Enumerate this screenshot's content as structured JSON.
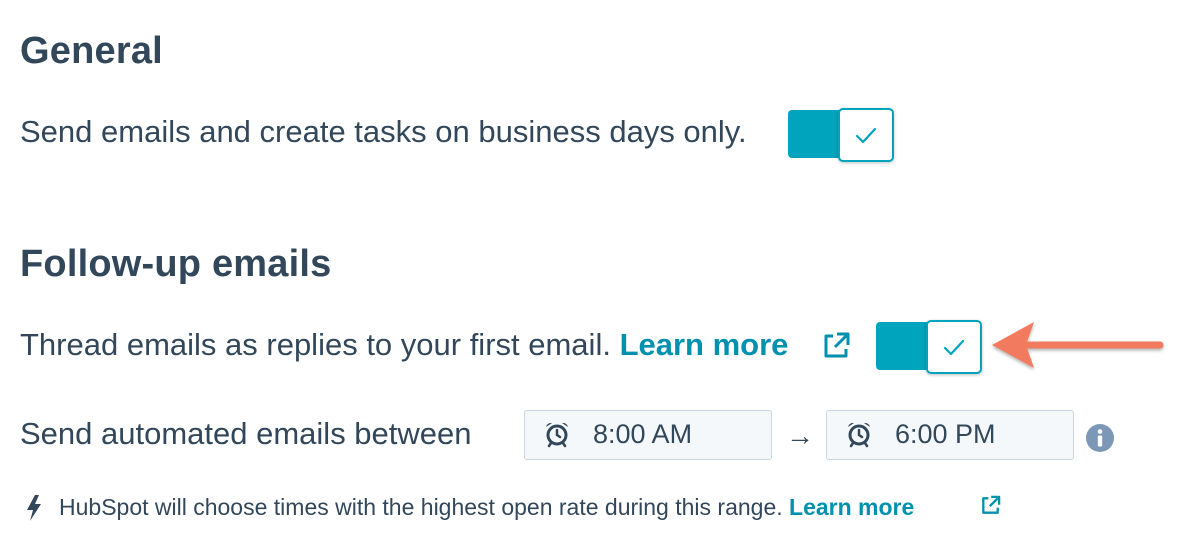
{
  "general": {
    "heading": "General",
    "business_days_label": "Send emails and create tasks on business days only.",
    "business_days_toggle": true
  },
  "followup": {
    "heading": "Follow-up emails",
    "thread_label": "Thread emails as replies to your first email.",
    "thread_learn_more": "Learn more",
    "thread_toggle": true,
    "send_between_label": "Send automated emails between",
    "start_time": "8:00 AM",
    "arrow": "→",
    "end_time": "6:00 PM",
    "hint_text": "HubSpot will choose times with the highest open rate during this range.",
    "hint_learn_more": "Learn more"
  },
  "colors": {
    "accent": "#00a4bd",
    "link": "#0091ae",
    "text": "#33475b",
    "annotation_arrow": "#f27a5e",
    "info_icon": "#7c98b6"
  },
  "icons": {
    "check": "check-icon",
    "external_link": "external-link-icon",
    "alarm_clock": "alarm-clock-icon",
    "arrow_right": "arrow-right-icon",
    "info": "info-icon",
    "lightning": "lightning-icon",
    "annotation_arrow": "annotation-arrow-icon"
  }
}
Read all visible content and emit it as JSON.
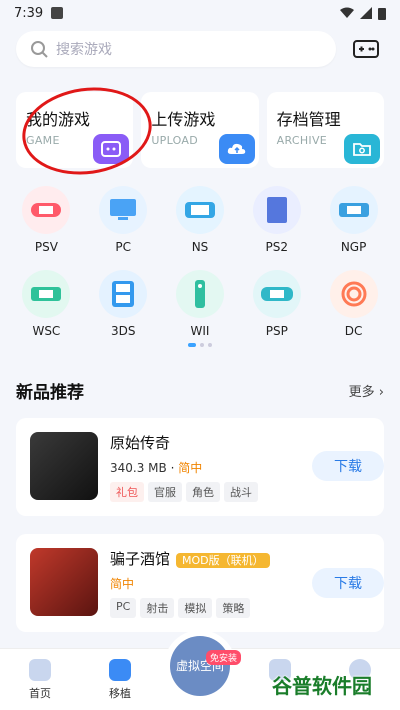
{
  "status": {
    "time": "7:39"
  },
  "search": {
    "placeholder": "搜索游戏"
  },
  "cards": [
    {
      "title": "我的游戏",
      "sub": "GAME",
      "color": "#8a5cf6"
    },
    {
      "title": "上传游戏",
      "sub": "UPLOAD",
      "color": "#3b8bf5"
    },
    {
      "title": "存档管理",
      "sub": "ARCHIVE",
      "color": "#29b6d6"
    }
  ],
  "platforms": [
    {
      "label": "PSV",
      "color": "#ff5a6a",
      "bg": "#ffecee"
    },
    {
      "label": "PC",
      "color": "#4aa3f5",
      "bg": "#e7f3ff"
    },
    {
      "label": "NS",
      "color": "#33a6e5",
      "bg": "#e4f4ff"
    },
    {
      "label": "PS2",
      "color": "#5577dd",
      "bg": "#eaeeff"
    },
    {
      "label": "NGP",
      "color": "#3aa0e0",
      "bg": "#e5f3ff"
    },
    {
      "label": "WSC",
      "color": "#2fc29a",
      "bg": "#e2f8f0"
    },
    {
      "label": "3DS",
      "color": "#3399ee",
      "bg": "#e4f2ff"
    },
    {
      "label": "WII",
      "color": "#2fbfa0",
      "bg": "#e3f8f2"
    },
    {
      "label": "PSP",
      "color": "#30b8c8",
      "bg": "#e2f6f8"
    },
    {
      "label": "DC",
      "color": "#ff7a55",
      "bg": "#fff0ea"
    }
  ],
  "section": {
    "title": "新品推荐",
    "more": "更多"
  },
  "games": [
    {
      "name": "原始传奇",
      "size": "340.3 MB",
      "status": "简中",
      "tags": [
        "礼包",
        "官服",
        "角色",
        "战斗"
      ],
      "button": "下载"
    },
    {
      "name": "骗子酒馆",
      "mod": "MOD版（联机）",
      "status": "简中",
      "tags": [
        "PC",
        "射击",
        "模拟",
        "策略"
      ],
      "button": "下载"
    }
  ],
  "nav": {
    "home": "首页",
    "port": "移植",
    "center": "虚拟空间",
    "badge": "免安装"
  },
  "watermark": "谷普软件园"
}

********

### WHAT TO DO
Gather each line from the listing above that holds "this".

### RESULT
Enumerate this screenshot's content as structured JSON.
    "hint_text": "HubSpot will choose times with the highest open rate during this range.",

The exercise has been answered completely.